▸ **What this task involves**
Copy each line below in which the word "FFFFFF" occurs.

>> BEGIN Data entries

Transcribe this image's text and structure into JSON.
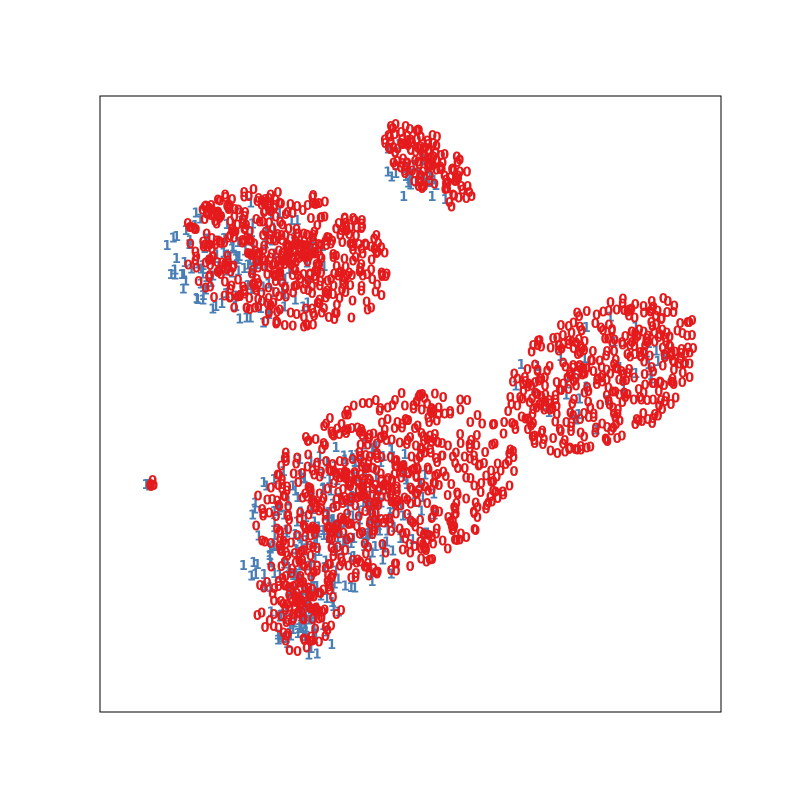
{
  "chart_data": {
    "type": "scatter",
    "title": "",
    "xlabel": "",
    "ylabel": "",
    "xlim": [
      0,
      100
    ],
    "ylim": [
      0,
      100
    ],
    "grid": false,
    "ticks": false,
    "legend": "none",
    "marker_style": "text-glyph",
    "series": [
      {
        "marker": "0",
        "color": "#e41a1c",
        "clusters": [
          {
            "id": "upper-left",
            "cx": 30,
            "cy": 73,
            "rx": 17,
            "ry": 11,
            "rot": -13,
            "density": 0.8,
            "n": 470,
            "seed": 11
          },
          {
            "id": "upper-right-arm",
            "cx": 53,
            "cy": 88,
            "rx": 9,
            "ry": 4.5,
            "rot": -42,
            "density": 0.9,
            "n": 130,
            "seed": 12
          },
          {
            "id": "lower-mid",
            "cx": 46,
            "cy": 36,
            "rx": 22,
            "ry": 14,
            "rot": 22,
            "density": 0.82,
            "n": 600,
            "seed": 13
          },
          {
            "id": "lower-right",
            "cx": 81,
            "cy": 54,
            "rx": 17,
            "ry": 11,
            "rot": 32,
            "density": 0.95,
            "n": 380,
            "seed": 14
          },
          {
            "id": "lower-tail",
            "cx": 32,
            "cy": 17,
            "rx": 7,
            "ry": 8,
            "rot": 0,
            "density": 0.6,
            "n": 120,
            "seed": 15
          },
          {
            "id": "isolated-blob",
            "cx": 8.2,
            "cy": 36.2,
            "rx": 0.8,
            "ry": 0.7,
            "rot": 0,
            "density": 0.5,
            "n": 5,
            "seed": 16
          }
        ]
      },
      {
        "marker": "1",
        "color": "#4a7fb5",
        "clusters": [
          {
            "id": "upper-left",
            "cx": 24,
            "cy": 72,
            "rx": 14,
            "ry": 10,
            "rot": -13,
            "density": 0.7,
            "n": 120,
            "seed": 21
          },
          {
            "id": "upper-right-arm",
            "cx": 50,
            "cy": 86,
            "rx": 8,
            "ry": 4,
            "rot": -42,
            "density": 0.7,
            "n": 25,
            "seed": 22
          },
          {
            "id": "lower-mid",
            "cx": 38,
            "cy": 30,
            "rx": 17,
            "ry": 12,
            "rot": 22,
            "density": 0.7,
            "n": 230,
            "seed": 23
          },
          {
            "id": "lower-right",
            "cx": 78,
            "cy": 53,
            "rx": 15,
            "ry": 9,
            "rot": 32,
            "density": 0.7,
            "n": 35,
            "seed": 24
          },
          {
            "id": "lower-tail",
            "cx": 33,
            "cy": 14,
            "rx": 6,
            "ry": 6,
            "rot": 0,
            "density": 0.6,
            "n": 60,
            "seed": 25
          },
          {
            "id": "isolated-blob",
            "cx": 7.8,
            "cy": 36.2,
            "rx": 0.5,
            "ry": 0.5,
            "rot": 0,
            "density": 0.5,
            "n": 3,
            "seed": 26
          }
        ]
      }
    ]
  }
}
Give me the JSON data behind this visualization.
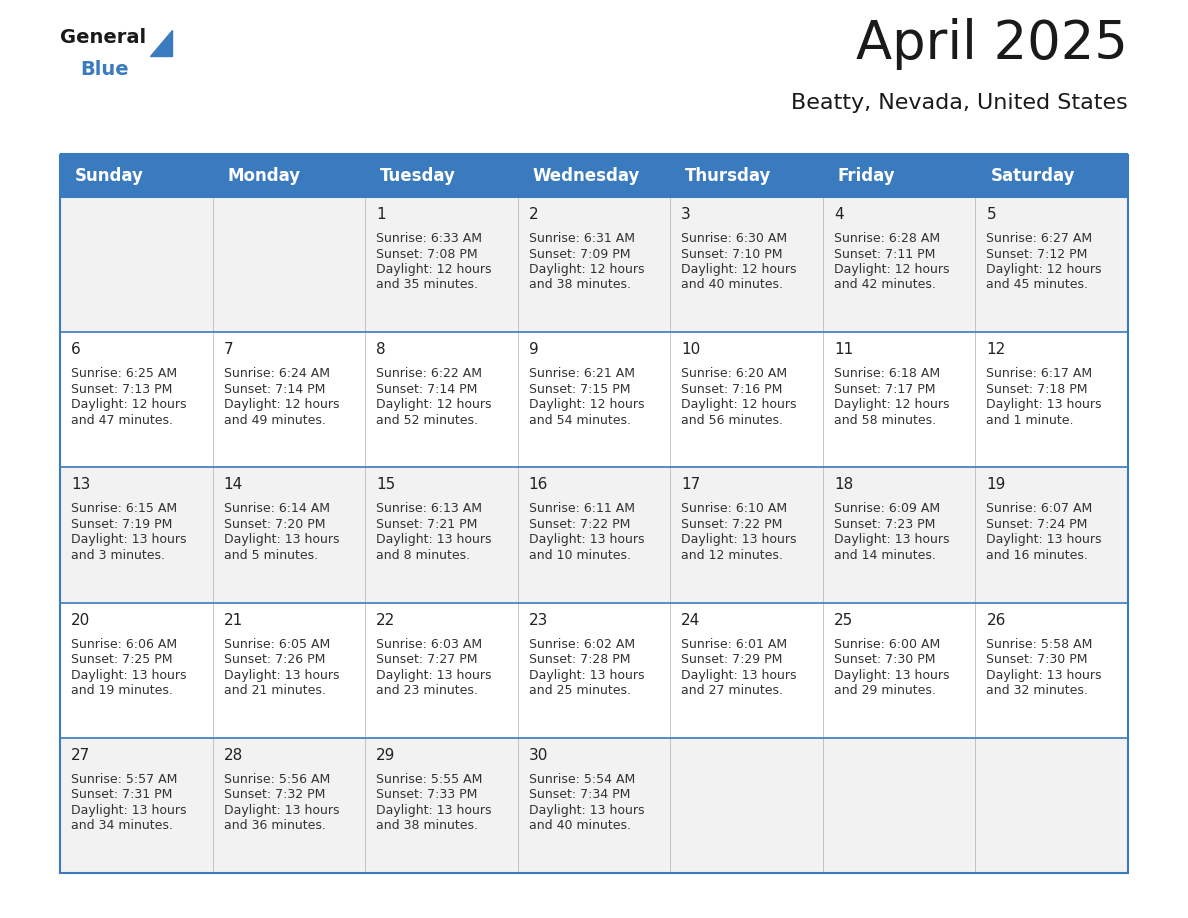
{
  "title": "April 2025",
  "subtitle": "Beatty, Nevada, United States",
  "header_bg": "#3A7ABF",
  "header_text_color": "#FFFFFF",
  "row_bg_even": "#F2F2F2",
  "row_bg_odd": "#FFFFFF",
  "day_names": [
    "Sunday",
    "Monday",
    "Tuesday",
    "Wednesday",
    "Thursday",
    "Friday",
    "Saturday"
  ],
  "days": [
    {
      "date": 1,
      "col": 2,
      "row": 0,
      "sunrise": "6:33 AM",
      "sunset": "7:08 PM",
      "daylight": "12 hours and 35 minutes."
    },
    {
      "date": 2,
      "col": 3,
      "row": 0,
      "sunrise": "6:31 AM",
      "sunset": "7:09 PM",
      "daylight": "12 hours and 38 minutes."
    },
    {
      "date": 3,
      "col": 4,
      "row": 0,
      "sunrise": "6:30 AM",
      "sunset": "7:10 PM",
      "daylight": "12 hours and 40 minutes."
    },
    {
      "date": 4,
      "col": 5,
      "row": 0,
      "sunrise": "6:28 AM",
      "sunset": "7:11 PM",
      "daylight": "12 hours and 42 minutes."
    },
    {
      "date": 5,
      "col": 6,
      "row": 0,
      "sunrise": "6:27 AM",
      "sunset": "7:12 PM",
      "daylight": "12 hours and 45 minutes."
    },
    {
      "date": 6,
      "col": 0,
      "row": 1,
      "sunrise": "6:25 AM",
      "sunset": "7:13 PM",
      "daylight": "12 hours and 47 minutes."
    },
    {
      "date": 7,
      "col": 1,
      "row": 1,
      "sunrise": "6:24 AM",
      "sunset": "7:14 PM",
      "daylight": "12 hours and 49 minutes."
    },
    {
      "date": 8,
      "col": 2,
      "row": 1,
      "sunrise": "6:22 AM",
      "sunset": "7:14 PM",
      "daylight": "12 hours and 52 minutes."
    },
    {
      "date": 9,
      "col": 3,
      "row": 1,
      "sunrise": "6:21 AM",
      "sunset": "7:15 PM",
      "daylight": "12 hours and 54 minutes."
    },
    {
      "date": 10,
      "col": 4,
      "row": 1,
      "sunrise": "6:20 AM",
      "sunset": "7:16 PM",
      "daylight": "12 hours and 56 minutes."
    },
    {
      "date": 11,
      "col": 5,
      "row": 1,
      "sunrise": "6:18 AM",
      "sunset": "7:17 PM",
      "daylight": "12 hours and 58 minutes."
    },
    {
      "date": 12,
      "col": 6,
      "row": 1,
      "sunrise": "6:17 AM",
      "sunset": "7:18 PM",
      "daylight": "13 hours and 1 minute."
    },
    {
      "date": 13,
      "col": 0,
      "row": 2,
      "sunrise": "6:15 AM",
      "sunset": "7:19 PM",
      "daylight": "13 hours and 3 minutes."
    },
    {
      "date": 14,
      "col": 1,
      "row": 2,
      "sunrise": "6:14 AM",
      "sunset": "7:20 PM",
      "daylight": "13 hours and 5 minutes."
    },
    {
      "date": 15,
      "col": 2,
      "row": 2,
      "sunrise": "6:13 AM",
      "sunset": "7:21 PM",
      "daylight": "13 hours and 8 minutes."
    },
    {
      "date": 16,
      "col": 3,
      "row": 2,
      "sunrise": "6:11 AM",
      "sunset": "7:22 PM",
      "daylight": "13 hours and 10 minutes."
    },
    {
      "date": 17,
      "col": 4,
      "row": 2,
      "sunrise": "6:10 AM",
      "sunset": "7:22 PM",
      "daylight": "13 hours and 12 minutes."
    },
    {
      "date": 18,
      "col": 5,
      "row": 2,
      "sunrise": "6:09 AM",
      "sunset": "7:23 PM",
      "daylight": "13 hours and 14 minutes."
    },
    {
      "date": 19,
      "col": 6,
      "row": 2,
      "sunrise": "6:07 AM",
      "sunset": "7:24 PM",
      "daylight": "13 hours and 16 minutes."
    },
    {
      "date": 20,
      "col": 0,
      "row": 3,
      "sunrise": "6:06 AM",
      "sunset": "7:25 PM",
      "daylight": "13 hours and 19 minutes."
    },
    {
      "date": 21,
      "col": 1,
      "row": 3,
      "sunrise": "6:05 AM",
      "sunset": "7:26 PM",
      "daylight": "13 hours and 21 minutes."
    },
    {
      "date": 22,
      "col": 2,
      "row": 3,
      "sunrise": "6:03 AM",
      "sunset": "7:27 PM",
      "daylight": "13 hours and 23 minutes."
    },
    {
      "date": 23,
      "col": 3,
      "row": 3,
      "sunrise": "6:02 AM",
      "sunset": "7:28 PM",
      "daylight": "13 hours and 25 minutes."
    },
    {
      "date": 24,
      "col": 4,
      "row": 3,
      "sunrise": "6:01 AM",
      "sunset": "7:29 PM",
      "daylight": "13 hours and 27 minutes."
    },
    {
      "date": 25,
      "col": 5,
      "row": 3,
      "sunrise": "6:00 AM",
      "sunset": "7:30 PM",
      "daylight": "13 hours and 29 minutes."
    },
    {
      "date": 26,
      "col": 6,
      "row": 3,
      "sunrise": "5:58 AM",
      "sunset": "7:30 PM",
      "daylight": "13 hours and 32 minutes."
    },
    {
      "date": 27,
      "col": 0,
      "row": 4,
      "sunrise": "5:57 AM",
      "sunset": "7:31 PM",
      "daylight": "13 hours and 34 minutes."
    },
    {
      "date": 28,
      "col": 1,
      "row": 4,
      "sunrise": "5:56 AM",
      "sunset": "7:32 PM",
      "daylight": "13 hours and 36 minutes."
    },
    {
      "date": 29,
      "col": 2,
      "row": 4,
      "sunrise": "5:55 AM",
      "sunset": "7:33 PM",
      "daylight": "13 hours and 38 minutes."
    },
    {
      "date": 30,
      "col": 3,
      "row": 4,
      "sunrise": "5:54 AM",
      "sunset": "7:34 PM",
      "daylight": "13 hours and 40 minutes."
    }
  ],
  "num_rows": 5,
  "num_cols": 7,
  "logo_color": "#3A7ABF",
  "divider_color": "#3A7ABF",
  "title_fontsize": 38,
  "subtitle_fontsize": 16,
  "header_fontsize": 12,
  "date_fontsize": 11,
  "cell_fontsize": 9
}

>> END Data entries

▸ **Result for this exercise**
  "header_text_color": "#FFFFFF",
  "row_bg_odd": "#FFFFFF",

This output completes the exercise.